BRIEF 1: Output the part of the passage on adapting lesson materials from "It is pretty" to "(Mishan & Timmis: 2015).".
BRIEF 2: In the rows, from the first line to the line with "svg-text:ЮГО-ЗАПАДНАЯ: ЮГО-ЗАПАДНАЯ [387, 266, 412, 270]", swap "ДИНАМО" for "ПЕТРОВСКИЙ ПАРК" and leave everything else unchanged. Give only those lines.

PAGE TEXT:
----------

It is pretty safe to say that every teacher adapts materials to some extent, even those created by the teacher themselves. Supplementing, maybe not so many. Adaptation and supplementing lesson materials usually springs from a learner need: be it cultural, learner specific, class specific or teacher specific. The reasons are myriad, but the goal is the same—to make something better suited to “specific learners, teachers and contexts for the purpose of facilitating effective learning” (Tomlinson & Masuhara, 2018, p. 82). Some of the more common reasons for adapting or supplementing include responding to dynamics in the classroom, the personalities of the learners, syllabus constraints, availability of resources and expectations and motivations of the learners (Mishan & Timmis: 2015).

----------

DATA FOR THIS TASK:
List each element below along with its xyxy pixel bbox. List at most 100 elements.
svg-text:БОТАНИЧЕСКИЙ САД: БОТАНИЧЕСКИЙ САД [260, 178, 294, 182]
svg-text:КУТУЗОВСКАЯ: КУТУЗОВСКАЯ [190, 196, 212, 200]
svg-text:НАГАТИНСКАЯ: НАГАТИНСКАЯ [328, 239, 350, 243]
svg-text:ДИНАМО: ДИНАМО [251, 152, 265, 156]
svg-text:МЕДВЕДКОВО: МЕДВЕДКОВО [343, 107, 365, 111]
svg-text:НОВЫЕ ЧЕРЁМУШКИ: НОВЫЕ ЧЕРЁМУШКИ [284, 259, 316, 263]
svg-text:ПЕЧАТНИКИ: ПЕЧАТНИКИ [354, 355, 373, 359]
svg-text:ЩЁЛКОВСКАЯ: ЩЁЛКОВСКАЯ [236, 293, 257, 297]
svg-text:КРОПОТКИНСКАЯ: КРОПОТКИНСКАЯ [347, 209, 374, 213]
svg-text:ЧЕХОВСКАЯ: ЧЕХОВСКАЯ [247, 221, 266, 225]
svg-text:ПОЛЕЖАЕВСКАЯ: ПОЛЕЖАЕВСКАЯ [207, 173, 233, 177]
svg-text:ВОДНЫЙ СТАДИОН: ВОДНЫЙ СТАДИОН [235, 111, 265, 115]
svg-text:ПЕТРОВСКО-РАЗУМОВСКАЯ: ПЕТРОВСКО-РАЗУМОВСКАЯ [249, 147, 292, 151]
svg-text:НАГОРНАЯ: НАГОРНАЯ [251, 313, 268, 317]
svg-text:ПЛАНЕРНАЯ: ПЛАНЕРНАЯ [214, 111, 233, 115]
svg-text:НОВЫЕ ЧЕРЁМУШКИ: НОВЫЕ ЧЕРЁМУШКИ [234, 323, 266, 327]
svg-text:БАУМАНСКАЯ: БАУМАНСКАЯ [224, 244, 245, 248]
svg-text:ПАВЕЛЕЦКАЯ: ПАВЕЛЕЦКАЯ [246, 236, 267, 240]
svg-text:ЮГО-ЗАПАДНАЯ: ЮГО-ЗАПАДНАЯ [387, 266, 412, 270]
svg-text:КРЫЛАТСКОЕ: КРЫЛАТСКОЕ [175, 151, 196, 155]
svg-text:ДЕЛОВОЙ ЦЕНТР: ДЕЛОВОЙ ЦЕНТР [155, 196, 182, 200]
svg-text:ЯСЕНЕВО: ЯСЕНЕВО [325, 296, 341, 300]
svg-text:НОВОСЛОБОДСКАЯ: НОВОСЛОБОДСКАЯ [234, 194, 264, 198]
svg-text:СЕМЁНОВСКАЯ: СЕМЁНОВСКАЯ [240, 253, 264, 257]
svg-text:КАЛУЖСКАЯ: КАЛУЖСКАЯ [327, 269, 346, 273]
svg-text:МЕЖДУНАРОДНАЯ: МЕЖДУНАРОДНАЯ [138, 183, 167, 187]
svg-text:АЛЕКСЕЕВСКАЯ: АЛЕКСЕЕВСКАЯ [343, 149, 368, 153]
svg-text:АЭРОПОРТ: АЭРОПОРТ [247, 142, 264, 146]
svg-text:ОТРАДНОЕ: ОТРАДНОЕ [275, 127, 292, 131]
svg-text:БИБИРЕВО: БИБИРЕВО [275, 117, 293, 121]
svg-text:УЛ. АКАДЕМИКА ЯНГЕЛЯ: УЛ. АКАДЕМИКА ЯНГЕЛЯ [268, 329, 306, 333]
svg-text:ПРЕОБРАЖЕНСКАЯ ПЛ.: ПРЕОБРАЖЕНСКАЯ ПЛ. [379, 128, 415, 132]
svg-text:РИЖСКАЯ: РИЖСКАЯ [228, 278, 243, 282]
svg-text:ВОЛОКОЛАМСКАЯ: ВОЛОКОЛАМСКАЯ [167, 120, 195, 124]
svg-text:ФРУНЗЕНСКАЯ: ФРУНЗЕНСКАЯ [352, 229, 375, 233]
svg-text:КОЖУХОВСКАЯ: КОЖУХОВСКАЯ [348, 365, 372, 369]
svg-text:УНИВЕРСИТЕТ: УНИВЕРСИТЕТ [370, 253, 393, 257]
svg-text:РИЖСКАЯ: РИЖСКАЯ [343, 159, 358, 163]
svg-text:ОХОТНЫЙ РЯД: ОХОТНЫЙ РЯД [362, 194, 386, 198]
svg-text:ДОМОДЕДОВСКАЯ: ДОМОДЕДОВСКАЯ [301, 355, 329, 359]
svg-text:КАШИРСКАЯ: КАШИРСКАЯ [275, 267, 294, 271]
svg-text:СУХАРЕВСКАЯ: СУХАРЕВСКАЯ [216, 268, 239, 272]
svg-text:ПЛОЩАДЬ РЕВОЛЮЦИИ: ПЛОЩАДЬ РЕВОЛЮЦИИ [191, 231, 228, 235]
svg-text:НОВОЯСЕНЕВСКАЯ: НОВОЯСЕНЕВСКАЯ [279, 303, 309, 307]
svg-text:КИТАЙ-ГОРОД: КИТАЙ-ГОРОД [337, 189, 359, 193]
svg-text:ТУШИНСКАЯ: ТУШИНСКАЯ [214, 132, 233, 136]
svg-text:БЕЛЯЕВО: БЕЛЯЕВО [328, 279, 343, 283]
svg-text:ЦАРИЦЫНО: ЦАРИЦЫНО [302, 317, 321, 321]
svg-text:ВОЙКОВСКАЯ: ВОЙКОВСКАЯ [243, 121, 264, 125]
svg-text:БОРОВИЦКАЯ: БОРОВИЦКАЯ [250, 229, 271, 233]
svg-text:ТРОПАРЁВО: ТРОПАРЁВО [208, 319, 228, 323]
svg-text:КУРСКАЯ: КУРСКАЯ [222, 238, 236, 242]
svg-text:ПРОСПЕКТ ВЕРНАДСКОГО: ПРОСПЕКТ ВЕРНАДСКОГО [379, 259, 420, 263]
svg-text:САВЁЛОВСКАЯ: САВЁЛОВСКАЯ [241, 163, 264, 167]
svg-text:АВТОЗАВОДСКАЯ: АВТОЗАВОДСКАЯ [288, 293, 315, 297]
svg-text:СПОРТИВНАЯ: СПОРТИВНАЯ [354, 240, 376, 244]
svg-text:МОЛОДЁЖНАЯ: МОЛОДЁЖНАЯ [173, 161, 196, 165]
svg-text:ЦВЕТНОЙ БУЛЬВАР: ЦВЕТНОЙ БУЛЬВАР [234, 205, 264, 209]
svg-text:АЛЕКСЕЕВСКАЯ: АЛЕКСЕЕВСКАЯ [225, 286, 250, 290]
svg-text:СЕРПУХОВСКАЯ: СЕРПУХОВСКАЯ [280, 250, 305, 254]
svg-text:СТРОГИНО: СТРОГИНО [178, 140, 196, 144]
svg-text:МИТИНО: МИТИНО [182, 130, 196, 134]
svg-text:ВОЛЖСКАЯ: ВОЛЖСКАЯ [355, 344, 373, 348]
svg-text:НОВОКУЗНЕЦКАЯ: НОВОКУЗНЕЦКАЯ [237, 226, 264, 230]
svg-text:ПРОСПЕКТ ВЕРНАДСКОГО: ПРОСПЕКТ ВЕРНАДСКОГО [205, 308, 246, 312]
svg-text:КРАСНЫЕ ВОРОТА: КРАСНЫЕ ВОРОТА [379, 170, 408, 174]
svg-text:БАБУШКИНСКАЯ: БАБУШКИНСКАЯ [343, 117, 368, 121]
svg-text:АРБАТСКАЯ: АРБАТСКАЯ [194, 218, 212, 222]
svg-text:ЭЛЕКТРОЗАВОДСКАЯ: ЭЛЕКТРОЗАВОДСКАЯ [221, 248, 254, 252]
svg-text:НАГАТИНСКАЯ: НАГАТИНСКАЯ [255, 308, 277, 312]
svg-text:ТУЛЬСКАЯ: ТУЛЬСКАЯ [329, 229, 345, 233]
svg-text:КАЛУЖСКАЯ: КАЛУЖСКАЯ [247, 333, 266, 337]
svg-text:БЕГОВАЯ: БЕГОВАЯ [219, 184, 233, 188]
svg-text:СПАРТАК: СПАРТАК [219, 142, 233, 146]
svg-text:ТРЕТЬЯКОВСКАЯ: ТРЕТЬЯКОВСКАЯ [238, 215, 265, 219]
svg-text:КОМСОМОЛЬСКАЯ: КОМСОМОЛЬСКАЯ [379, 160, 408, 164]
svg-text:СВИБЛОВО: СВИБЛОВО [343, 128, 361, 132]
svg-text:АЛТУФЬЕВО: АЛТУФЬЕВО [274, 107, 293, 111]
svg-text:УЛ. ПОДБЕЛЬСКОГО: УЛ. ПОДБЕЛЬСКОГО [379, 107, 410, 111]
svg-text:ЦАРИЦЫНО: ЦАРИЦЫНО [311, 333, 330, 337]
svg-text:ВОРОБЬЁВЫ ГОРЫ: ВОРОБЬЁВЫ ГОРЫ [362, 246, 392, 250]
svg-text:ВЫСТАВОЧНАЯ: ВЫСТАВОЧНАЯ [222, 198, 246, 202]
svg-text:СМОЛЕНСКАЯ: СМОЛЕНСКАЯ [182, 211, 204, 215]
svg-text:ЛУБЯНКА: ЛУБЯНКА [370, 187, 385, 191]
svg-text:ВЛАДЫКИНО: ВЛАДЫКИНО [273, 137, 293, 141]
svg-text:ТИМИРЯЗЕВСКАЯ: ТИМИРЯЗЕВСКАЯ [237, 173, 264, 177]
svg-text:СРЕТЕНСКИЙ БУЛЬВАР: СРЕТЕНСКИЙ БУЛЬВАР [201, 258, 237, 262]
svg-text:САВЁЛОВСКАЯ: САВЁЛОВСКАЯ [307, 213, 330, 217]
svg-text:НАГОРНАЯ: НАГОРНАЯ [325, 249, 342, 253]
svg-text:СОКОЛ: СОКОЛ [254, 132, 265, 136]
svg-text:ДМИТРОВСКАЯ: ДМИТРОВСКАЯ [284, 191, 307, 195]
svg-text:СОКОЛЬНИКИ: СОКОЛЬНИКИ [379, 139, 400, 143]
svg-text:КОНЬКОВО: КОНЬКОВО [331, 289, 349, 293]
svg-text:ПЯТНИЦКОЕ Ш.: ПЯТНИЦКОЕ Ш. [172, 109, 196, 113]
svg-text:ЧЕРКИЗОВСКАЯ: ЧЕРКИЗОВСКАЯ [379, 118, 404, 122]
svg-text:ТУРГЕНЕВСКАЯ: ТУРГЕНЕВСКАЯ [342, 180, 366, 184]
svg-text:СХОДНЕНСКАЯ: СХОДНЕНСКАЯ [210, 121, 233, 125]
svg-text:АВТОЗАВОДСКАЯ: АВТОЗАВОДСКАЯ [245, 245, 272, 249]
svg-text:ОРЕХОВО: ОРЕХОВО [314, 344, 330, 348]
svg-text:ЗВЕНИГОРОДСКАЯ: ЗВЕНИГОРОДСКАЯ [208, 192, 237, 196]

----------

WRITTEN ANSWER 1:
It is pretty safe to say that every teacher adapts materials to some extent, even those created by the teacher themselves. Supplementing, maybe not so many. Adaptation and supplementing lesson materials usually springs from a learner need: be it cultural, learner specific, class specific or teacher specific. The reasons are myriad, but the goal is the same—to make something better suited to “specific learners, teachers and contexts for the purpose of facilitating effective learning” (Tomlinson & Masuhara, 2018, p. 82). Some of the more common reasons for adapting or supplementing include responding to dynamics in the classroom, the personalities of the learners, syllabus constraints, availability of resources and expectations and motivations of the learners (Mishan & Timmis: 2015).

WRITTEN ANSWER 2:
List each element below along with its xyxy pixel bbox. List at most 100 elements.
svg-text:БОТАНИЧЕСКИЙ САД: БОТАНИЧЕСКИЙ САД [260, 178, 294, 182]
svg-text:КУТУЗОВСКАЯ: КУТУЗОВСКАЯ [190, 196, 212, 200]
svg-text:НАГАТИНСКАЯ: НАГАТИНСКАЯ [328, 239, 350, 243]
svg-text:ПЕТРОВСКИЙ ПАРК: ПЕТРОВСКИЙ ПАРК [251, 152, 265, 156]
svg-text:МЕДВЕДКОВО: МЕДВЕДКОВО [343, 107, 365, 111]
svg-text:НОВЫЕ ЧЕРЁМУШКИ: НОВЫЕ ЧЕРЁМУШКИ [284, 259, 316, 263]
svg-text:ПЕЧАТНИКИ: ПЕЧАТНИКИ [354, 355, 373, 359]
svg-text:ЩЁЛКОВСКАЯ: ЩЁЛКОВСКАЯ [236, 293, 257, 297]
svg-text:КРОПОТКИНСКАЯ: КРОПОТКИНСКАЯ [347, 209, 374, 213]
svg-text:ЧЕХОВСКАЯ: ЧЕХОВСКАЯ [247, 221, 266, 225]
svg-text:ПОЛЕЖАЕВСКАЯ: ПОЛЕЖАЕВСКАЯ [207, 173, 233, 177]
svg-text:ВОДНЫЙ СТАДИОН: ВОДНЫЙ СТАДИОН [235, 111, 265, 115]
svg-text:ПЕТРОВСКО-РАЗУМОВСКАЯ: ПЕТРОВСКО-РАЗУМОВСКАЯ [249, 147, 292, 151]
svg-text:НАГОРНАЯ: НАГОРНАЯ [251, 313, 268, 317]
svg-text:ПЛАНЕРНАЯ: ПЛАНЕРНАЯ [214, 111, 233, 115]
svg-text:НОВЫЕ ЧЕРЁМУШКИ: НОВЫЕ ЧЕРЁМУШКИ [234, 323, 266, 327]
svg-text:БАУМАНСКАЯ: БАУМАНСКАЯ [224, 244, 245, 248]
svg-text:ПАВЕЛЕЦКАЯ: ПАВЕЛЕЦКАЯ [246, 236, 267, 240]
svg-text:ЮГО-ЗАПАДНАЯ: ЮГО-ЗАПАДНАЯ [387, 266, 412, 270]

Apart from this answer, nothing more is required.